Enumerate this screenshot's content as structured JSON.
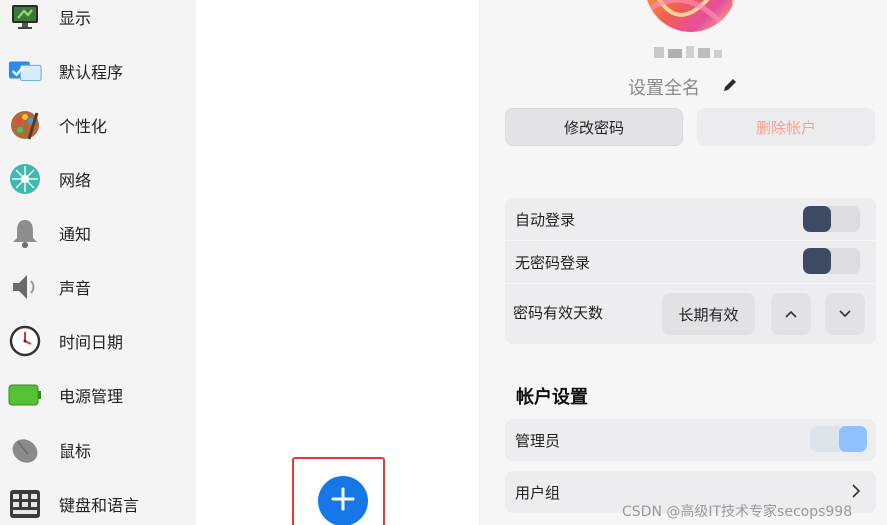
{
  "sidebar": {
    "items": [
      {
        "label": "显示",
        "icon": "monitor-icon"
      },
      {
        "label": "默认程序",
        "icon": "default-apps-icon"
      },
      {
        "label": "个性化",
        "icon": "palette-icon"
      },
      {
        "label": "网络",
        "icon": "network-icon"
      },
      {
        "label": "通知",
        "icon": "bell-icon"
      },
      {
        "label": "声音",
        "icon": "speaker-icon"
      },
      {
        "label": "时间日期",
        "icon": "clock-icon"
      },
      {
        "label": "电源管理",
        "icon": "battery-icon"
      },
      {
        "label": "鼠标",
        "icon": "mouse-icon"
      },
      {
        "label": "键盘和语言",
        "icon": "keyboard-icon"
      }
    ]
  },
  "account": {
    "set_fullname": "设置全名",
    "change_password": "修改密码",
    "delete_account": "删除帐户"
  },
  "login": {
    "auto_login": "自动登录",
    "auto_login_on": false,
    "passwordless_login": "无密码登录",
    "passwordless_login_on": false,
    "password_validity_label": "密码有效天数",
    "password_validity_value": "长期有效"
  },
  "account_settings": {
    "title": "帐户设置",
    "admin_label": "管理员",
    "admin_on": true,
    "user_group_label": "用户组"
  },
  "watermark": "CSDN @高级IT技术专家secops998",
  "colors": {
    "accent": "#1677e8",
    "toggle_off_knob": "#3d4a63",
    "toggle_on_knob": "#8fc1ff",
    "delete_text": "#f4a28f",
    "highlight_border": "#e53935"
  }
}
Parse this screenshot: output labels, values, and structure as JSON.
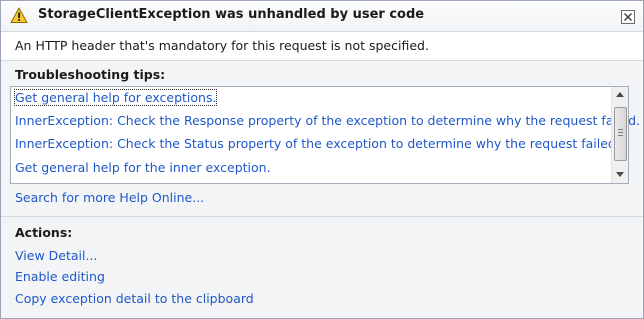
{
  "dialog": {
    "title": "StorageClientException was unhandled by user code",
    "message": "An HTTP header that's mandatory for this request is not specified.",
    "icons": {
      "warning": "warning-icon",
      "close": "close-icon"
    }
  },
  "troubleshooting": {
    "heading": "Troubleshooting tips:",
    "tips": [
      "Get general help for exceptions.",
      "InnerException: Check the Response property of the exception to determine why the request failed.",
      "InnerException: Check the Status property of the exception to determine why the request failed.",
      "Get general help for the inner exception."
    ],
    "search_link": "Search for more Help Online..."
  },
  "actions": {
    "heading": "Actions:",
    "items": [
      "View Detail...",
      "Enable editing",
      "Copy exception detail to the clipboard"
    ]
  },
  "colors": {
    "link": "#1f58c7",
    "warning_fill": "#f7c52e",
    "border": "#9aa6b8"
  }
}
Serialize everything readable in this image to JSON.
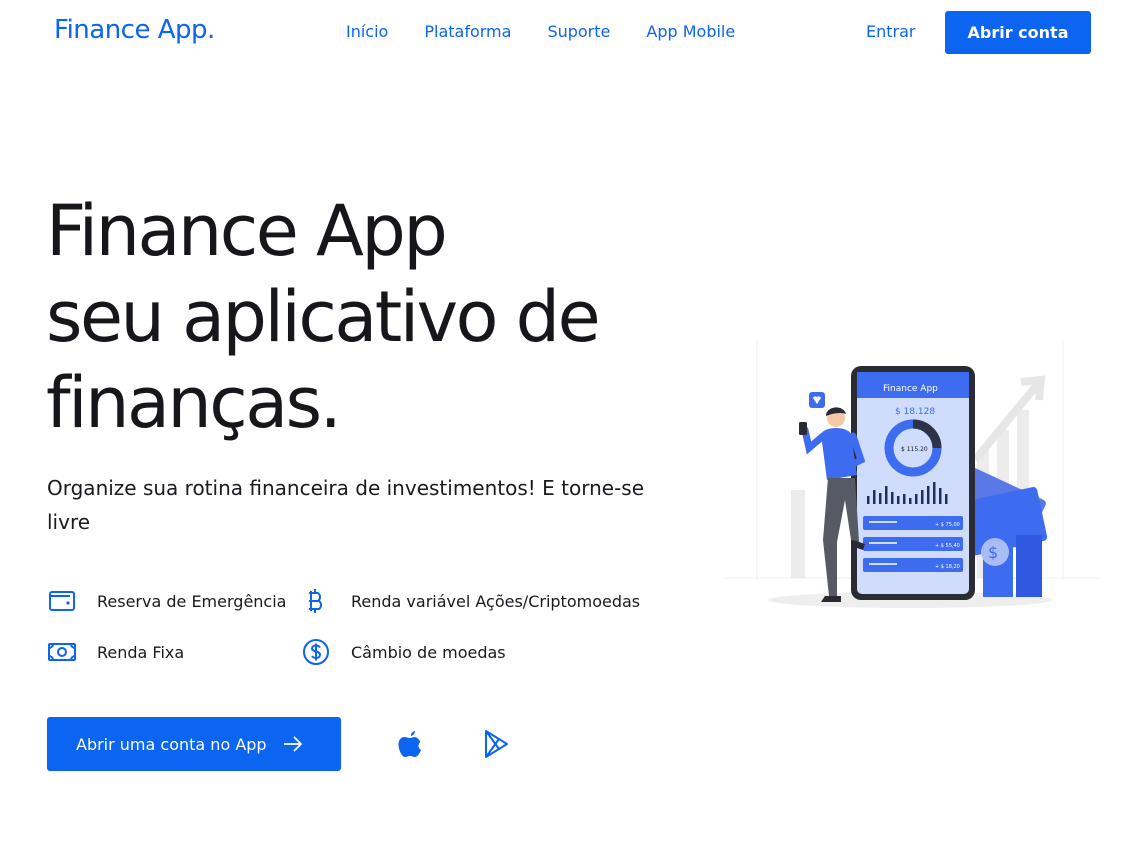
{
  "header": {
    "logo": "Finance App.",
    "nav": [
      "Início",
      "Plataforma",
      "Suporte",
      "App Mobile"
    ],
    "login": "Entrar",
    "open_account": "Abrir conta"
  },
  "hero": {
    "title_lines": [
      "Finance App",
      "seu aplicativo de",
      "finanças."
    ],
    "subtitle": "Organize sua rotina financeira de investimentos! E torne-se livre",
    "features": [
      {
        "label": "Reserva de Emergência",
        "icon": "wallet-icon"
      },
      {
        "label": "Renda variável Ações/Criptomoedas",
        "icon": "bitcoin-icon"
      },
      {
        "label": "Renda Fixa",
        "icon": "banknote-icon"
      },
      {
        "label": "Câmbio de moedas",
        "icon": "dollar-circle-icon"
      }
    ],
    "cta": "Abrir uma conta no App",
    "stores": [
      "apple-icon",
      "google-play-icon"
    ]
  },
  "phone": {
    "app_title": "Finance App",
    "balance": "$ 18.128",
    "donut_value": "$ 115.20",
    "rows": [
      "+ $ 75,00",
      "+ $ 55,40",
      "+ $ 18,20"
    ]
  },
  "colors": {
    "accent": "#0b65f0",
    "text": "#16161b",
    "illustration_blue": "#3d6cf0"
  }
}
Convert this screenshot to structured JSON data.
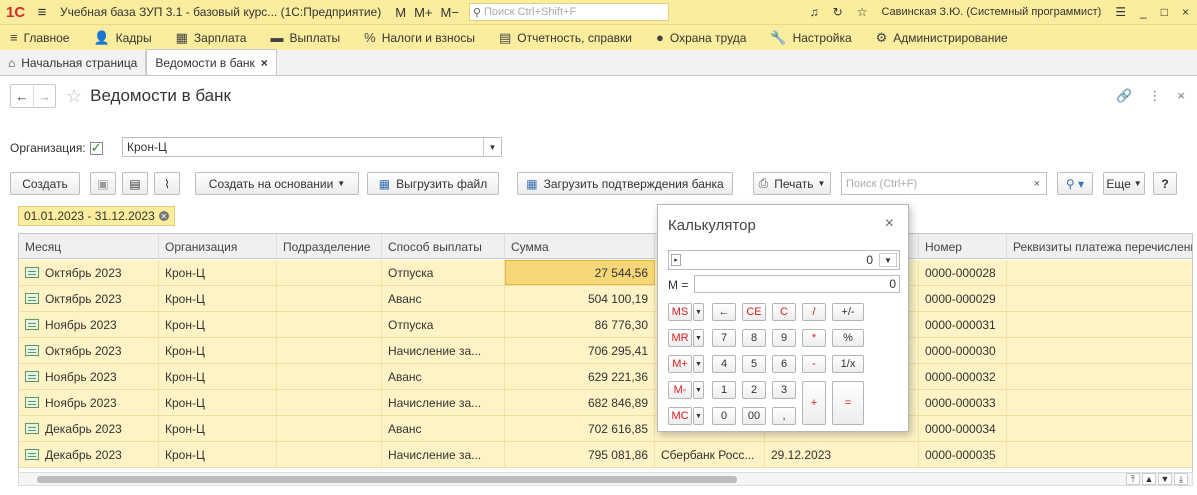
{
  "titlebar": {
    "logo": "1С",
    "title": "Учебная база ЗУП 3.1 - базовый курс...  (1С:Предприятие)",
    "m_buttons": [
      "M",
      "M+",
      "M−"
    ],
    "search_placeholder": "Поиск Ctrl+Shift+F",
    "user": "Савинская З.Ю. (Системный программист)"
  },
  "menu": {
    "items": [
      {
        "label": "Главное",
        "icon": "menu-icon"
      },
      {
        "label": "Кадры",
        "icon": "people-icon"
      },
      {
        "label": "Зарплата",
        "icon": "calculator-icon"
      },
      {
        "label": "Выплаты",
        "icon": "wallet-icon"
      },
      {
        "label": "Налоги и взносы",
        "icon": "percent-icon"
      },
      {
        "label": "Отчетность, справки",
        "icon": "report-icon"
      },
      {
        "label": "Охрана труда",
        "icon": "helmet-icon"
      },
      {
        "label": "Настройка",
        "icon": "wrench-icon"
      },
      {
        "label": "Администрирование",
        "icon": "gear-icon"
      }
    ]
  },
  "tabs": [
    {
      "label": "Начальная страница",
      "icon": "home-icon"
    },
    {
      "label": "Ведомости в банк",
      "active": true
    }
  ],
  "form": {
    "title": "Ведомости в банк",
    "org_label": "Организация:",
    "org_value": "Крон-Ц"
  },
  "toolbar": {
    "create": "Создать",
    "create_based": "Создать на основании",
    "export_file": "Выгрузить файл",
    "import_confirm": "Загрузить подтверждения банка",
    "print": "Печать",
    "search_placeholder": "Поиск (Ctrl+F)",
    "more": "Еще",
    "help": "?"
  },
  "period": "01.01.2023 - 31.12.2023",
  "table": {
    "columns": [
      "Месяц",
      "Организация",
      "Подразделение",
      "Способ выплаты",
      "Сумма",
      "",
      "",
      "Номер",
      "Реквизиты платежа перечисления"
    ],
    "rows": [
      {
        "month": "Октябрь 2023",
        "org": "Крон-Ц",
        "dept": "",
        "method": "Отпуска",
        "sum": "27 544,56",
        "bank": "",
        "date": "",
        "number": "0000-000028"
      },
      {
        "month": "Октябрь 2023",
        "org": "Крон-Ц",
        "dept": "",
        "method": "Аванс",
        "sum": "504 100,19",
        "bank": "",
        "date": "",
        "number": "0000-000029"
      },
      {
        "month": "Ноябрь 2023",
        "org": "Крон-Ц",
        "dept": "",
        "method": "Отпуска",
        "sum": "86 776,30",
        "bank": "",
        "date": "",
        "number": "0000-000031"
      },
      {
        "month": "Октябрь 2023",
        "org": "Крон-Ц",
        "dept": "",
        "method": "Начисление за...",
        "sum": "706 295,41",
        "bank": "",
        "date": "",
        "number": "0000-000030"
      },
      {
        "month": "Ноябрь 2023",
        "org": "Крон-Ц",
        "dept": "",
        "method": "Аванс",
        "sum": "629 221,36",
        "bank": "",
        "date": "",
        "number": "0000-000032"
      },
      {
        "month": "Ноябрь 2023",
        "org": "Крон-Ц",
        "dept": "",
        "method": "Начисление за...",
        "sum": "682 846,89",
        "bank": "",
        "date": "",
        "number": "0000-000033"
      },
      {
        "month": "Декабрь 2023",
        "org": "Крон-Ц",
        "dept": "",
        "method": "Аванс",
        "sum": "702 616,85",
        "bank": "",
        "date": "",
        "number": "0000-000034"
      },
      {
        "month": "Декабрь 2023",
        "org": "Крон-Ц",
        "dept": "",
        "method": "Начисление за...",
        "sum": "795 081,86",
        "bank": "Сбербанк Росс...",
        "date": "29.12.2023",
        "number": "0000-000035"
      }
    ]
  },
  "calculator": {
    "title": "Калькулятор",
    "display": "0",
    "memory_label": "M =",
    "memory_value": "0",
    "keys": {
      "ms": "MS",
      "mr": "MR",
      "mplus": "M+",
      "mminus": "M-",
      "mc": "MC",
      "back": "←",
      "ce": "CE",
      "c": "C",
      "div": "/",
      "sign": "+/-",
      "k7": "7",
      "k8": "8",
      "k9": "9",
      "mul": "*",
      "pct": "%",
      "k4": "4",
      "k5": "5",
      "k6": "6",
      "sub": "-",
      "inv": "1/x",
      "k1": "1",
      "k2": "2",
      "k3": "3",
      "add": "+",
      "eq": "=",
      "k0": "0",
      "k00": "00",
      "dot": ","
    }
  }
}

================================

=== Exercise goal ===
In the material above, find each line that contains the word "request", and select it.

=== Solution ===
    "message": "An HTTP header that's mandatory for this request is not specified.",
      "InnerException: Check the Response property of the exception to determine why the request failed.",
      "InnerException: Check the Status property of the exception to determine why the request failed.",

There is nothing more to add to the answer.